▶ Problem details: Among the lines of these entries, how many hold the word "ERSARRAF"? State only the number.
++++ Material provided ++++
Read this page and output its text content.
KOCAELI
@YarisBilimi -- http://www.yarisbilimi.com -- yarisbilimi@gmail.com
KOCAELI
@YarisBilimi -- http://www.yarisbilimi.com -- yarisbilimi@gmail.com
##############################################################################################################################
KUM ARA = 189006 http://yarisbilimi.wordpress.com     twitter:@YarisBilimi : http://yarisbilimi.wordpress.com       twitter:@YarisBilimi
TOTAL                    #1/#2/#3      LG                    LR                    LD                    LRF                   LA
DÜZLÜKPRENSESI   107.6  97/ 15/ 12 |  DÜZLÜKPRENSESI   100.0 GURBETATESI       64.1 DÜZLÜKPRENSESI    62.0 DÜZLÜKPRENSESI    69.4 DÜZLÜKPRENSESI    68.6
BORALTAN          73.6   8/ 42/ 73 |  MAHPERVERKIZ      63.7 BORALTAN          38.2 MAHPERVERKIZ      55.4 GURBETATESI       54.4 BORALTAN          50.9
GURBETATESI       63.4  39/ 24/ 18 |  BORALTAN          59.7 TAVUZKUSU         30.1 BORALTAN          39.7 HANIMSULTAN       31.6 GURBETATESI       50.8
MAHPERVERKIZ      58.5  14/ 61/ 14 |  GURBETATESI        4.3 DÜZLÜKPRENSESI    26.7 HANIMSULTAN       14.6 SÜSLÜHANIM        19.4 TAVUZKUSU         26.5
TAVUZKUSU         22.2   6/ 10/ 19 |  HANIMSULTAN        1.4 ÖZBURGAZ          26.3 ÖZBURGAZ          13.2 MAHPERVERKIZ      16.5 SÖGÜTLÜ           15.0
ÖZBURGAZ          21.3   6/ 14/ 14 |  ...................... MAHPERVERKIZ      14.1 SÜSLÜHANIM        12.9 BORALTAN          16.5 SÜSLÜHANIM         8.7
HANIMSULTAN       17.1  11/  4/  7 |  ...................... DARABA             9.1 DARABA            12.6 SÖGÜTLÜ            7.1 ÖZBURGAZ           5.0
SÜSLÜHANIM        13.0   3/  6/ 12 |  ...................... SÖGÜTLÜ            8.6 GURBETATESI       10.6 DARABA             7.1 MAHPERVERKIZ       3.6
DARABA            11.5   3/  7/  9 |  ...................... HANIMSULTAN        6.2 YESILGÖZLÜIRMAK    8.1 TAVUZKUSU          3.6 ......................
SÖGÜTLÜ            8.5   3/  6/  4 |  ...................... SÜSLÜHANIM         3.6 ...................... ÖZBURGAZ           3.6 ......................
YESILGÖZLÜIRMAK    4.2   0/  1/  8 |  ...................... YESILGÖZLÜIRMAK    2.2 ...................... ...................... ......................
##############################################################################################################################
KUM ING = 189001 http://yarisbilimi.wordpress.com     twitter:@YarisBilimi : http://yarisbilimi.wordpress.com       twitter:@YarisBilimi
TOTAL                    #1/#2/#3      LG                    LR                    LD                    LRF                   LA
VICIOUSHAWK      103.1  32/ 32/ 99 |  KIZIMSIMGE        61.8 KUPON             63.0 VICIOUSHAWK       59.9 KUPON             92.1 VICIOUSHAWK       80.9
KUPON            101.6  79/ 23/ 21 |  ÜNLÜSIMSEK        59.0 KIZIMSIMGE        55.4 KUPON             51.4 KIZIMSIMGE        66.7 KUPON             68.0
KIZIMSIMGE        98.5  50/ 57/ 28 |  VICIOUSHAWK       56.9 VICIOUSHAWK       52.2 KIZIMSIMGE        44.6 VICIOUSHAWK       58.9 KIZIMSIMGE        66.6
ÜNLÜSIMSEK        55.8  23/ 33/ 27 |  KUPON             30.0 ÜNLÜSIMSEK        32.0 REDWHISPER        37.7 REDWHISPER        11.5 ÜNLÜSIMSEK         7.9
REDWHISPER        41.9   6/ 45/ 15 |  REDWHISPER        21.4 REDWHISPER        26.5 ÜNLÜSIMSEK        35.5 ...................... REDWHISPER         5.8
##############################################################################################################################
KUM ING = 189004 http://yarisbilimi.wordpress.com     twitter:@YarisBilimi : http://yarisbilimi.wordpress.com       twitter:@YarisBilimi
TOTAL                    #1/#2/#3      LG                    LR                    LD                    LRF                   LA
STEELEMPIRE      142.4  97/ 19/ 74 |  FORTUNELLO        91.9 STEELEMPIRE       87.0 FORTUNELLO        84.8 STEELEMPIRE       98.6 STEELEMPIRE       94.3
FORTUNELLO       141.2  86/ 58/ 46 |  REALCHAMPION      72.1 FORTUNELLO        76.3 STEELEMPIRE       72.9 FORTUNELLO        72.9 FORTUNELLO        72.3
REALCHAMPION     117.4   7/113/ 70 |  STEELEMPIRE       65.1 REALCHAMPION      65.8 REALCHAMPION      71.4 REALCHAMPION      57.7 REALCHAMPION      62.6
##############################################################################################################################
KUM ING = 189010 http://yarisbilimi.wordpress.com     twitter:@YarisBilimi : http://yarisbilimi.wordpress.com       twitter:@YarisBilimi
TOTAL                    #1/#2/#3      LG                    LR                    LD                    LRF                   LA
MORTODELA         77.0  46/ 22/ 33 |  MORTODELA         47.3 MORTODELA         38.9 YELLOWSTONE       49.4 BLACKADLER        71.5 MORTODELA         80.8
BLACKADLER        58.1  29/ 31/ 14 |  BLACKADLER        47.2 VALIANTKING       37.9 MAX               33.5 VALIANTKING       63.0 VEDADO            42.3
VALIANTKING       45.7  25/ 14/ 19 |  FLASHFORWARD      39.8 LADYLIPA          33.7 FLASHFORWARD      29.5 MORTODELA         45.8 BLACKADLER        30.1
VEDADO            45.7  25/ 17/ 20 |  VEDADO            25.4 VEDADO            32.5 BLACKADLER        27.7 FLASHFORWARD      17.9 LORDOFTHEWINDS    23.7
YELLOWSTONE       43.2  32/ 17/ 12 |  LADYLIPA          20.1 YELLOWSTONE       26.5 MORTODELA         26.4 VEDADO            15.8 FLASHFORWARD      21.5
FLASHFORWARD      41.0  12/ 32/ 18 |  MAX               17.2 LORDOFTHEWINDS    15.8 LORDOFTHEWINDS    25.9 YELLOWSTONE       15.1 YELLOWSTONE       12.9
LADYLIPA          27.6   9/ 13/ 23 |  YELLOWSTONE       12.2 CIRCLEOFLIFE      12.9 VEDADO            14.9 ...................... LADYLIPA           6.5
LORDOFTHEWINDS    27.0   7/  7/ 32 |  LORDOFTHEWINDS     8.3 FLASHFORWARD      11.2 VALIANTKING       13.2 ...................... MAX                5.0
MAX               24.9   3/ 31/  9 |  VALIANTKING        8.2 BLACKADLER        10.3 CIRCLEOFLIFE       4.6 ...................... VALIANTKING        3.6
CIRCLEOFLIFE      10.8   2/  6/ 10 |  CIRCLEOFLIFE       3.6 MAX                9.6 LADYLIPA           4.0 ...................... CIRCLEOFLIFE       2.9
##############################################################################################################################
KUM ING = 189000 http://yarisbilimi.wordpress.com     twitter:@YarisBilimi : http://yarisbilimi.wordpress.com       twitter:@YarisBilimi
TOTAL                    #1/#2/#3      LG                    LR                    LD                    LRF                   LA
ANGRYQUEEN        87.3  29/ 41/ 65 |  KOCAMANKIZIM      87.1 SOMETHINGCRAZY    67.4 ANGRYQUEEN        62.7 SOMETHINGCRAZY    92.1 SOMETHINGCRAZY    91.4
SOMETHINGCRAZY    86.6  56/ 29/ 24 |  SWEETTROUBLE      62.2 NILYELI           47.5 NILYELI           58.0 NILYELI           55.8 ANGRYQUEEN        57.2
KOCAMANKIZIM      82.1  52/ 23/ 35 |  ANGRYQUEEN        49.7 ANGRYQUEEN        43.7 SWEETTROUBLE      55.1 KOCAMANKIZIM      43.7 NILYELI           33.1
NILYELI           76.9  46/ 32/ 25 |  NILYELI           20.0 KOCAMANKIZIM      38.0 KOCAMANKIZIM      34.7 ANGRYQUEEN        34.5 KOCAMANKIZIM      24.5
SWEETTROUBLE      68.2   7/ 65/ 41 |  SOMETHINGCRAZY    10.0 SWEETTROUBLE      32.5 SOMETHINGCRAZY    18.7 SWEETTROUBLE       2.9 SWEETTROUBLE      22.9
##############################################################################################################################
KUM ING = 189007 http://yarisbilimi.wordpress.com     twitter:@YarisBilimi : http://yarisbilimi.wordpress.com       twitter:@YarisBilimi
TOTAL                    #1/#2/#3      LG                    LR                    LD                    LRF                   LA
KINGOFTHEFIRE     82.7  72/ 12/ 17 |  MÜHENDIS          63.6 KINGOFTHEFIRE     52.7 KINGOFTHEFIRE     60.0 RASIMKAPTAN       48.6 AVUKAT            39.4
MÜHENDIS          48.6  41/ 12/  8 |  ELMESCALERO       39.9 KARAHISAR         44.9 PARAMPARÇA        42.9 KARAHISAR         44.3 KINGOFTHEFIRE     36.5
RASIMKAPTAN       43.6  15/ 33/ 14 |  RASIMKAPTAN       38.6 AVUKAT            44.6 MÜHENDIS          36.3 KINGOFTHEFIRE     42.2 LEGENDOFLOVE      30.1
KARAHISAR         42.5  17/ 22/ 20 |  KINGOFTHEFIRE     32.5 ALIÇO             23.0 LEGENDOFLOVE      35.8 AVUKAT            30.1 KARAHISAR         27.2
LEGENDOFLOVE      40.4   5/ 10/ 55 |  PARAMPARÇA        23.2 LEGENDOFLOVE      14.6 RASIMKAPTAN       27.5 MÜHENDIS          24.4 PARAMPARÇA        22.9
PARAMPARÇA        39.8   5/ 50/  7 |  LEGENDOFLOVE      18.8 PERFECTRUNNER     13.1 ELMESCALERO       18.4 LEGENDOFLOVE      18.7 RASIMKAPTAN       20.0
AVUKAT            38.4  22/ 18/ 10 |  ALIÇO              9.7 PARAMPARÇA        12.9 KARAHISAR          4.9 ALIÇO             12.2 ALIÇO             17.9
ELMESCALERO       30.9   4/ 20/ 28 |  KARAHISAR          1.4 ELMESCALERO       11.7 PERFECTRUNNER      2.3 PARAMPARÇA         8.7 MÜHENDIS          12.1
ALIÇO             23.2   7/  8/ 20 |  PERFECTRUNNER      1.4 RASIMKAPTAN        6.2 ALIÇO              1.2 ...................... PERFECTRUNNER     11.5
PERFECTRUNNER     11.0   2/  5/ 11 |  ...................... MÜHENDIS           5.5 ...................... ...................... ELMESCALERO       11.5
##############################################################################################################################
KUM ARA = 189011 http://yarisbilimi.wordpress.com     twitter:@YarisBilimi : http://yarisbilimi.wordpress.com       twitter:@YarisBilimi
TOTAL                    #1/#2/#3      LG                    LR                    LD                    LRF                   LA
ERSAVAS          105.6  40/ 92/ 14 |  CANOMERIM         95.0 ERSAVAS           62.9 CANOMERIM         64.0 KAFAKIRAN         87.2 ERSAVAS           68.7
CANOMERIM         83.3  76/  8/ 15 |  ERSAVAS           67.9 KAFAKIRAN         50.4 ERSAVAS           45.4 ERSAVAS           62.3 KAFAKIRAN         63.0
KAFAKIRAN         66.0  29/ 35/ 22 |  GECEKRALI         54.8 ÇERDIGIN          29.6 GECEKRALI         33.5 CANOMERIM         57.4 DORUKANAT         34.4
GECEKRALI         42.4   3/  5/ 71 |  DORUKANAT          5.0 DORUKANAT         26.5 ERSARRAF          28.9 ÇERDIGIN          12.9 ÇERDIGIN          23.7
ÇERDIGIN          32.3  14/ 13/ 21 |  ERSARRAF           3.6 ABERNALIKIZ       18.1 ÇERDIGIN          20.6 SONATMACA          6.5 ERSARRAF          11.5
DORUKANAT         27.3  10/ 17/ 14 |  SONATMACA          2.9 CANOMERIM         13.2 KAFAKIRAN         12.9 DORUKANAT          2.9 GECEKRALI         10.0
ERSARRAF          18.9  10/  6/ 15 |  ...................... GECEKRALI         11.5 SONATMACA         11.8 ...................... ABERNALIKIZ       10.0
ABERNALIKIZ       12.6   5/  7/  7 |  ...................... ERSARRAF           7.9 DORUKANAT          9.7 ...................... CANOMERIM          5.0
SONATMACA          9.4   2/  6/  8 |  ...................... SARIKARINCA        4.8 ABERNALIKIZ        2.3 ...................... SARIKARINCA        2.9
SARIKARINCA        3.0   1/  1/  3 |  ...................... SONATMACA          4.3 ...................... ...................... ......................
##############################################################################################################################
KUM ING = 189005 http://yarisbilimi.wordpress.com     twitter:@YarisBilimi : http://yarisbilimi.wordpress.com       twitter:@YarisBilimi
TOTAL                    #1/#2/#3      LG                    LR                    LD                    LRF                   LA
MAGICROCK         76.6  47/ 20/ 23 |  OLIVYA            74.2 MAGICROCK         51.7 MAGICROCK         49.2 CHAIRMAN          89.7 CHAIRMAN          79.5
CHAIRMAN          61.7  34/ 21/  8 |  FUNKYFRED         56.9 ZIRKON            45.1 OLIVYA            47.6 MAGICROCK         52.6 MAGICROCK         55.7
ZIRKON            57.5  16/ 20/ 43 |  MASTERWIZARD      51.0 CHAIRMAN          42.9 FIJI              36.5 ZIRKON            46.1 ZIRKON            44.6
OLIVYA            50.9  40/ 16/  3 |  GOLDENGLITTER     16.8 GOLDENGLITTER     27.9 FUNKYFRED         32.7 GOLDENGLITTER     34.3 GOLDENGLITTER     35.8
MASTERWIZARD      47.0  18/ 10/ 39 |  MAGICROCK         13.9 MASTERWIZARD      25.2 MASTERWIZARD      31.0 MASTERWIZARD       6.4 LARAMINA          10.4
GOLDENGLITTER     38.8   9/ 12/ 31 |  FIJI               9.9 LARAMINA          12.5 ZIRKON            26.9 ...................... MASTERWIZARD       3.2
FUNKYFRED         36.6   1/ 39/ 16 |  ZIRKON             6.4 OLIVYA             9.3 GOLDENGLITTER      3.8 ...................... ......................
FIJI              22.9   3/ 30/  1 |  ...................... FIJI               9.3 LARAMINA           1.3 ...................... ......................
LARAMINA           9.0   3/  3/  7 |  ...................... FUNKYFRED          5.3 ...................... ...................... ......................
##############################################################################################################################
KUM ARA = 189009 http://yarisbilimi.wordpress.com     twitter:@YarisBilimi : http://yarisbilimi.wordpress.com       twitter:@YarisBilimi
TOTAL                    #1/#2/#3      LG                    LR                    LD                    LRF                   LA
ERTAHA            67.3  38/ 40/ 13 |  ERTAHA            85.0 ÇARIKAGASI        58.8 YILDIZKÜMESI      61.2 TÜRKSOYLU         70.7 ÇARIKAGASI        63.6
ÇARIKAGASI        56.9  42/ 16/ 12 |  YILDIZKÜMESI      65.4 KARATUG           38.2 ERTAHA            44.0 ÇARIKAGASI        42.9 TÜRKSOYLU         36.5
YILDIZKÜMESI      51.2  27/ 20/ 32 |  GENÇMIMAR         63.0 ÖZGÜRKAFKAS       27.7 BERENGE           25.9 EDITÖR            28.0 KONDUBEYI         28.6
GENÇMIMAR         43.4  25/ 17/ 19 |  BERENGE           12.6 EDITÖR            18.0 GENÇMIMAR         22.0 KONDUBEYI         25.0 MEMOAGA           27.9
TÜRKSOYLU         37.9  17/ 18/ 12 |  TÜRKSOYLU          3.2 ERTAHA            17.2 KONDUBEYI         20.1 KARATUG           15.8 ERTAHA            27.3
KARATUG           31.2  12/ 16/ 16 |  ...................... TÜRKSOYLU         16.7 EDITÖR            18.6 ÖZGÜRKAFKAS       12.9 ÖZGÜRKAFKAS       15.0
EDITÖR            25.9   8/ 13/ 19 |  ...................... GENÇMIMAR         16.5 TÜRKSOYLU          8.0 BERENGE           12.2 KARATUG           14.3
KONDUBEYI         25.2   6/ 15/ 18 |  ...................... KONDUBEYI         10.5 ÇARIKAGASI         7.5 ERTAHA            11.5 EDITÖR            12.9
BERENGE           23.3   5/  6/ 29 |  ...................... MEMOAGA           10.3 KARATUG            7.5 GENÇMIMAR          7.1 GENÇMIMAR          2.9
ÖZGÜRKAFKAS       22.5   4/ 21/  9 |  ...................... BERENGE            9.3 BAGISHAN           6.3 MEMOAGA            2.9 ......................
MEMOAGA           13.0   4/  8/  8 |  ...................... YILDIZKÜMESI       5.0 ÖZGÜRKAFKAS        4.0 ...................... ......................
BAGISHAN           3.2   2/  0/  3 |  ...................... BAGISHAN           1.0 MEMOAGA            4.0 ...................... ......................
++++
▶ Output for this task: 4